• **OBIETTIVO 1**
Stabilisci se ciascuna affermazione concorda con il brano sul rapporto tra i genitori e il figlio, rispondendo sì o no e citando le parole decisive del brano: (a) il padre sembra aver accettato il figlio più della madre; (b) la madre è stata meno abile del marito nel plagiare il figlio; (c) il figlio è "abbastanza" per entrambi i genitori.
• **OBIETTIVO 2**
Prosegui il brano sul rapporto tra i genitori e il figlio a partire dal punto in cui si ferma.
──────── ESTRATTO DEL TESTO ────────
Esprimendo così una grande verità, del tutto assente da questo secondo racconto : si vive la presenza di questo figlio, adulto, come un prolungamento della propria persona, in tutto e per tutto.

Il padre invece, figura importante, perché come ci ricorda un'altra 'partecipante' "i figli si fanno in due e si crescono in due", sembra abbia in qualche modo accettato il figlio, sicuramente più della madre, ma alla fine, la triste realtà è che questo figlio, nato da due persone incapaci di vivere una dimensione 'comune', incapaci di creare un nucleo familiare probabilmente, non sia 'abbastanza' per nessuno dei due genitori.
La madre, è stata solo più abile nel plagiarlo, non fosse riuscita lei, probabilmente, sarebbe subentrato il marito, con le sue aspirazioni non raggiunte e questo limite prestabilito, oltre al quale, qualsiasi cosa, pensata o vissuta, non sa assumere i connotati della genialità.
──────── INSIEME DI DATI ────────
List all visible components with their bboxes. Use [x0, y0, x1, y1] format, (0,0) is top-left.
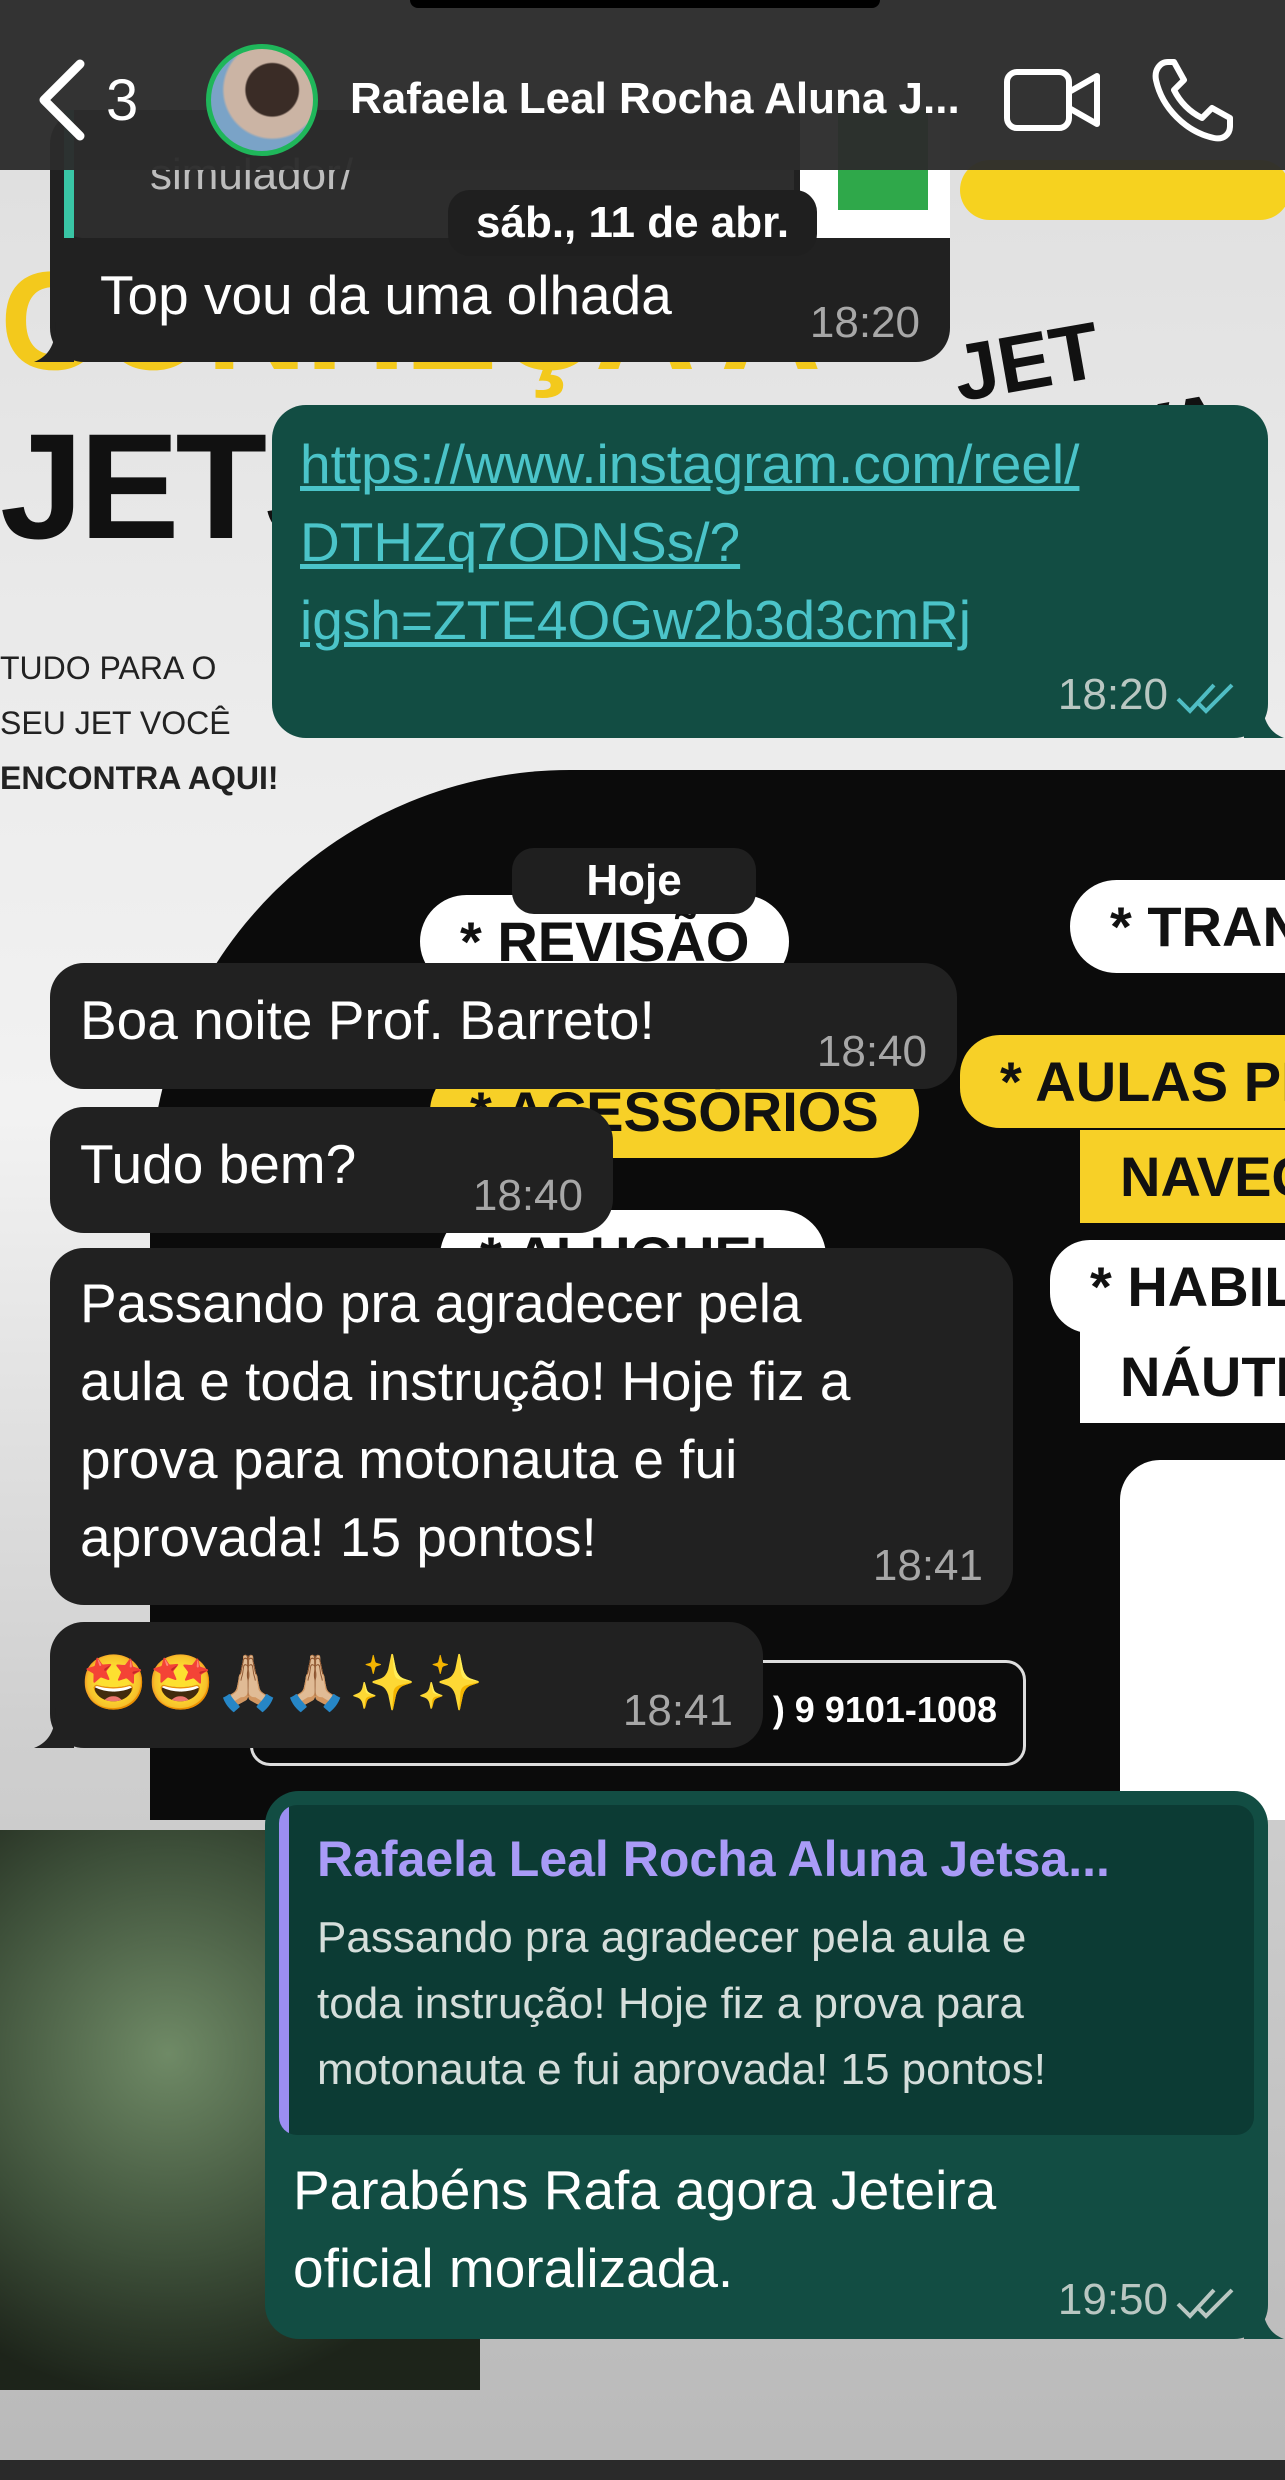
bubble-tail — [1244, 698, 1284, 738]
message-time: 18:41 — [622, 1686, 733, 1735]
wallpaper-pill-8: NÁUTIC — [1080, 1330, 1285, 1423]
screen-notch — [410, 0, 880, 8]
video-camera-icon[interactable] — [1003, 60, 1103, 140]
wallpaper-tagline-1: TUDO PARA O — [0, 650, 217, 686]
quoted-message[interactable]: Rafaela Leal Rocha Aluna Jetsa... Passan… — [279, 1805, 1254, 2135]
message-incoming[interactable]: 🤩🤩🙏🏼🙏🏼✨✨ 18:41 — [34, 1622, 763, 1748]
wallpaper-phone-number: ) 9 9101-1008 — [772, 1689, 997, 1730]
message-text: Top vou da uma olhada — [100, 264, 672, 326]
unread-count: 3 — [106, 67, 139, 133]
message-incoming[interactable]: Passando pra agradecer pela aula e toda … — [50, 1248, 1013, 1605]
bubble-tail — [34, 322, 74, 362]
message-text: Passando pra agradecer pela aula e toda … — [80, 1272, 851, 1568]
chat-header: 3 Rafaela Leal Rocha Aluna J... — [0, 0, 1285, 170]
avatar[interactable] — [206, 44, 318, 156]
message-time: 18:20 — [809, 298, 920, 347]
bubble-tail — [1244, 2299, 1284, 2339]
date-divider: sáb., 11 de abr. — [448, 190, 818, 256]
message-meta: 18:20 — [1058, 670, 1238, 720]
wallpaper-tagline-2: SEU JET VOCÊ — [0, 705, 231, 741]
message-time: 19:50 — [1057, 2275, 1168, 2324]
message-time: 18:40 — [472, 1171, 583, 1220]
wallpaper-pill-7: * HABIL — [1050, 1240, 1285, 1333]
message-time: 18:20 — [1057, 670, 1168, 719]
message-outgoing-reply[interactable]: Rafaela Leal Rocha Aluna Jetsa... Passan… — [265, 1791, 1284, 2339]
quote-text: Passando pra agradecer pela aula e toda … — [317, 1913, 1046, 2094]
bubble-tail — [34, 1708, 74, 1748]
back-button[interactable]: 3 — [36, 58, 166, 142]
contact-name[interactable]: Rafaela Leal Rocha Aluna J... — [350, 74, 970, 124]
chevron-left-icon — [39, 59, 85, 141]
double-check-icon — [1176, 2288, 1234, 2320]
message-meta: 19:50 — [1058, 2275, 1238, 2325]
message-link[interactable]: https://www.instagram.com/reel/ DTHZq7OD… — [300, 425, 1238, 659]
message-text: Boa noite Prof. Barreto! — [80, 989, 655, 1051]
message-time: 18:41 — [872, 1541, 983, 1590]
quote-author: Rafaela Leal Rocha Aluna Jetsa... — [317, 1831, 1110, 1887]
wallpaper-pill-5: NAVEGA — [1080, 1130, 1285, 1223]
message-incoming[interactable]: Tudo bem? 18:40 — [50, 1107, 613, 1233]
phone-icon[interactable] — [1150, 56, 1234, 144]
double-check-icon — [1176, 683, 1234, 715]
wallpaper-pill-4: * AULAS PRA — [960, 1035, 1285, 1128]
quote-accent-bar — [279, 1805, 289, 2135]
message-incoming[interactable]: Boa noite Prof. Barreto! 18:40 — [50, 963, 957, 1089]
wallpaper-white-box — [1120, 1460, 1285, 1820]
bottom-edge — [0, 2460, 1285, 2480]
wallpaper-tagline-3: ENCONTRA AQUI! — [0, 760, 279, 796]
date-divider-today: Hoje — [512, 848, 756, 914]
message-time: 18:40 — [816, 1027, 927, 1076]
message-outgoing[interactable]: https://www.instagram.com/reel/ DTHZq7OD… — [272, 405, 1284, 738]
wallpaper-pill-2: * TRAN — [1070, 880, 1285, 973]
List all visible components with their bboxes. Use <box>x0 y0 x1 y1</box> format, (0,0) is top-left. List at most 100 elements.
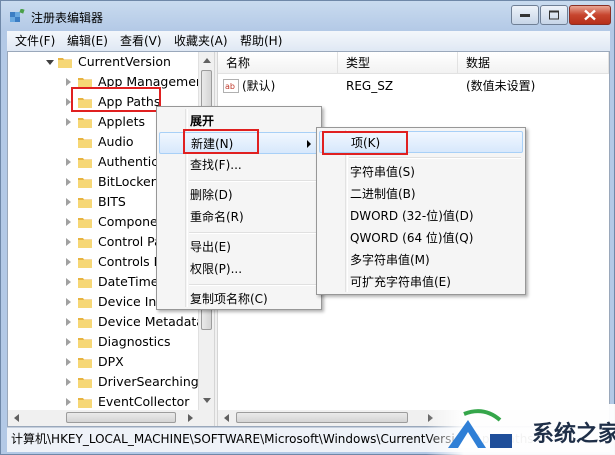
regedit-app-icon <box>10 9 25 22</box>
menu-view[interactable]: 查看(V) <box>120 33 162 49</box>
column-header-name[interactable]: 名称 <box>218 52 338 74</box>
submenu-item-expandable-string-value[interactable]: 可扩充字符串值(E) <box>319 271 523 293</box>
folder-icon <box>78 178 92 188</box>
highlight-box-key <box>322 131 408 155</box>
folder-icon <box>78 358 92 368</box>
highlight-box-new <box>183 129 259 154</box>
collapsed-arrow-icon[interactable] <box>66 298 71 306</box>
collapsed-arrow-icon[interactable] <box>66 278 71 286</box>
folder-icon <box>78 338 92 348</box>
maximize-button[interactable] <box>540 5 568 25</box>
menu-item-permissions[interactable]: 权限(P)... <box>159 258 319 280</box>
tree-label: DriverSearching <box>98 374 199 389</box>
tree-label: Control Pa <box>98 234 162 249</box>
submenu-arrow-icon <box>307 140 311 148</box>
folder-icon <box>78 378 92 388</box>
submenu-item-binary-value[interactable]: 二进制值(B) <box>319 183 523 205</box>
tree-label: Device Metadata <box>98 314 204 329</box>
tree-label: Diagnostics <box>98 334 171 349</box>
scroll-thumb[interactable] <box>236 412 408 423</box>
minimize-button[interactable] <box>511 5 539 25</box>
scroll-up-icon[interactable] <box>203 58 211 63</box>
scroll-right-icon[interactable] <box>188 414 193 422</box>
tree-item[interactable]: EventCollector <box>8 392 198 412</box>
folder-icon <box>78 218 92 228</box>
close-icon <box>584 9 596 21</box>
value-name[interactable]: (默认) <box>242 76 275 96</box>
menu-separator <box>189 180 317 182</box>
menu-file[interactable]: 文件(F) <box>15 33 55 49</box>
watermark-text: 系统之家 <box>532 422 615 447</box>
expanded-arrow-icon[interactable] <box>46 60 54 65</box>
collapsed-arrow-icon[interactable] <box>66 338 71 346</box>
folder-icon <box>78 398 92 408</box>
collapsed-arrow-icon[interactable] <box>66 78 71 86</box>
scroll-left-icon[interactable] <box>14 414 19 422</box>
menu-help[interactable]: 帮助(H) <box>240 33 282 49</box>
tree-label: Audio <box>98 134 134 149</box>
column-header-data[interactable]: 数据 <box>458 52 609 74</box>
highlight-box-app-paths <box>71 87 161 112</box>
collapsed-arrow-icon[interactable] <box>66 318 71 326</box>
menu-item-copy-key-name[interactable]: 复制项名称(C) <box>159 288 319 310</box>
window-title: 注册表编辑器 <box>31 11 104 25</box>
submenu-item-dword-value[interactable]: DWORD (32-位)值(D) <box>319 205 523 227</box>
menu-edit[interactable]: 编辑(E) <box>67 33 108 49</box>
folder-icon <box>78 238 92 248</box>
folder-icon <box>78 278 92 288</box>
menu-item-find[interactable]: 查找(F)... <box>159 154 319 176</box>
collapsed-arrow-icon[interactable] <box>66 398 71 406</box>
close-button[interactable] <box>569 5 611 25</box>
folder-icon <box>78 138 92 148</box>
tree-label: BITS <box>98 194 126 209</box>
column-label: 类型 <box>346 56 371 70</box>
tree-item-currentversion[interactable]: CurrentVersion <box>8 52 198 72</box>
tree-item[interactable]: DriverSearching <box>8 372 199 392</box>
collapsed-arrow-icon[interactable] <box>66 178 71 186</box>
submenu-item-string-value[interactable]: 字符串值(S) <box>319 161 523 183</box>
menu-bar: 文件(F) 编辑(E) 查看(V) 收藏夹(A) 帮助(H) <box>7 31 610 51</box>
collapsed-arrow-icon[interactable] <box>66 198 71 206</box>
submenu-item-multi-string-value[interactable]: 多字符串值(M) <box>319 249 523 271</box>
folder-icon <box>78 158 92 168</box>
tree-item[interactable]: DPX <box>8 352 198 372</box>
tree-label: Compone <box>98 214 158 229</box>
title-bar[interactable]: 注册表编辑器 <box>1 1 614 31</box>
tree-item[interactable]: Diagnostics <box>8 332 198 352</box>
tree-label: EventCollector <box>98 394 190 409</box>
menu-separator <box>189 232 317 234</box>
tree-label: Controls F <box>98 254 161 269</box>
menu-item-rename[interactable]: 重命名(R) <box>159 206 319 228</box>
tree-label: DPX <box>98 354 124 369</box>
collapsed-arrow-icon[interactable] <box>66 158 71 166</box>
tree-label: DateTime <box>98 274 159 289</box>
collapsed-arrow-icon[interactable] <box>66 358 71 366</box>
folder-icon <box>78 298 92 308</box>
scroll-left-icon[interactable] <box>224 414 229 422</box>
collapsed-arrow-icon[interactable] <box>66 378 71 386</box>
column-header-type[interactable]: 类型 <box>338 52 458 74</box>
column-label: 名称 <box>226 56 251 70</box>
submenu-item-qword-value[interactable]: QWORD (64 位)值(Q) <box>319 227 523 249</box>
tree-label: Device Ins <box>98 294 163 309</box>
string-value-icon: ab <box>223 79 239 93</box>
menu-separator <box>189 284 317 286</box>
collapsed-arrow-icon[interactable] <box>66 238 71 246</box>
menu-separator <box>349 157 521 159</box>
menu-favorites[interactable]: 收藏夹(A) <box>174 33 228 49</box>
folder-open-icon <box>58 58 72 68</box>
folder-icon <box>78 118 92 128</box>
scroll-thumb[interactable] <box>66 412 176 423</box>
menu-item-export[interactable]: 导出(E) <box>159 236 319 258</box>
minimize-icon <box>520 14 530 17</box>
scroll-down-icon[interactable] <box>203 398 211 403</box>
collapsed-arrow-icon[interactable] <box>66 118 71 126</box>
tree-label: BitLocker <box>98 174 156 189</box>
tree-horizontal-scrollbar[interactable] <box>8 410 214 426</box>
menu-item-delete[interactable]: 删除(D) <box>159 184 319 206</box>
collapsed-arrow-icon[interactable] <box>66 258 71 266</box>
maximize-icon <box>549 10 559 20</box>
collapsed-arrow-icon[interactable] <box>66 218 71 226</box>
tree-item[interactable]: Device Metadata <box>8 312 204 332</box>
folder-icon <box>78 198 92 208</box>
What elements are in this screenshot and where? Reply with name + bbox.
────────
• **RISPOSTA 1**
(a) Sì: "sembra abbia in qualche modo accettato il figlio, sicuramente più della madre".
(b) No: "La madre, è stata solo più abile nel plagiarlo".
(c) No: "non sia 'abbastanza' per nessuno dei due genitori".

• **RISPOSTA 2**
Idealizzazione: un altro filo conduttore del libro, insieme al rifiuto della colpa e alla necessità di vivere di apparenze.

A questo punto devo citare un'altra partecipante che con: "Autocritica è una parola che dovrebbe far parte del vocabolario!" *, è arrivata dritta al punto, soprattutto per quanto riguarda la donna spezzata dalla sua volontà di spezzarsi del racconto numero 1.

Sei bella, sei ricca, sei colta, sei sana, hai due figlie grandi.
Tuo marito, il grande uomo idealizzato che vive con te, ti tradisce: 
la prima versione dice che è stata una'bottaevia', già la seconda, afferma un rapporto, alla terza risulta evidente un legame di fondo tra loro.
La quarta versione non esiste, ma tu sei a casa da sola e lui è in vacanza con lei.
Noi, cara donna spezzata, noi ti abbiamo capita, ti abbiamo sostenuta, ti siamo state accanto per interi capitoli dicendo e pensando: "uominidipupù".
Arrivate a questo punto però, ci saremmo aspettate che tu facessi i bagagli e andassi a trovare tua figlia, ti facessi un viaggio in giro per il mondo, o che corressi almeno a mangiare in quel ristorante giapponese dove non andavi mai perché a tuo marito il giappo provoca bruciore intestinale! 
Invece no, tu ci sei caduta in basso donna spezzata, ti sei affidata ad amiche che non erano amiche, donne pronte a fare gossip secondo i turni delle presenze/assenze, ma soprattutto ti sei affidata al giudizio dell'uomo che ti ha tradita per anni.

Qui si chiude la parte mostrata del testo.